» Exercise instructions
Reproduce the records below in full and word for word, excluding pictures.

» Material to process

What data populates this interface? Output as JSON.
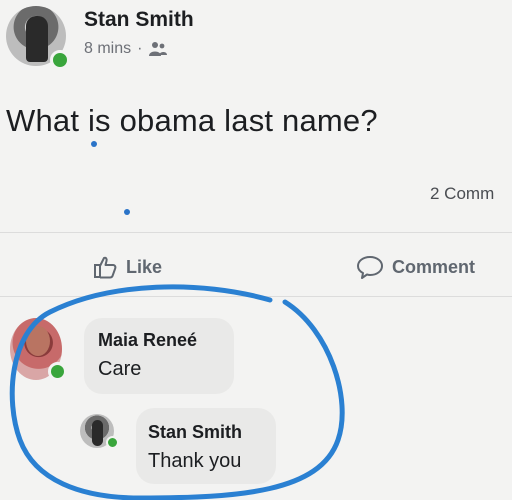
{
  "post": {
    "author": "Stan Smith",
    "time": "8 mins",
    "separator": "·",
    "privacy_icon": "friends-icon",
    "text": "What is obama last name?"
  },
  "stats": {
    "comments": "2 Comm"
  },
  "actions": {
    "like_label": "Like",
    "like_icon": "thumbs-up-icon",
    "comment_label": "Comment",
    "comment_icon": "speech-bubble-icon"
  },
  "comments": [
    {
      "author": "Maia Reneé",
      "text": "Care"
    },
    {
      "author": "Stan Smith",
      "text": "Thank you"
    }
  ],
  "colors": {
    "background": "#f3f3f2",
    "online": "#39a53c",
    "annotation": "#2a80d2",
    "bubble": "#e9e9e8"
  }
}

» Complete answer
What data populates this interface? Output as JSON.
{
  "post": {
    "author": "Stan Smith",
    "time": "8 mins",
    "separator": "·",
    "privacy_icon": "friends-icon",
    "text": "What is obama last name?"
  },
  "stats": {
    "comments": "2 Comm"
  },
  "actions": {
    "like_label": "Like",
    "like_icon": "thumbs-up-icon",
    "comment_label": "Comment",
    "comment_icon": "speech-bubble-icon"
  },
  "comments": [
    {
      "author": "Maia Reneé",
      "text": "Care"
    },
    {
      "author": "Stan Smith",
      "text": "Thank you"
    }
  ],
  "colors": {
    "background": "#f3f3f2",
    "online": "#39a53c",
    "annotation": "#2a80d2",
    "bubble": "#e9e9e8"
  }
}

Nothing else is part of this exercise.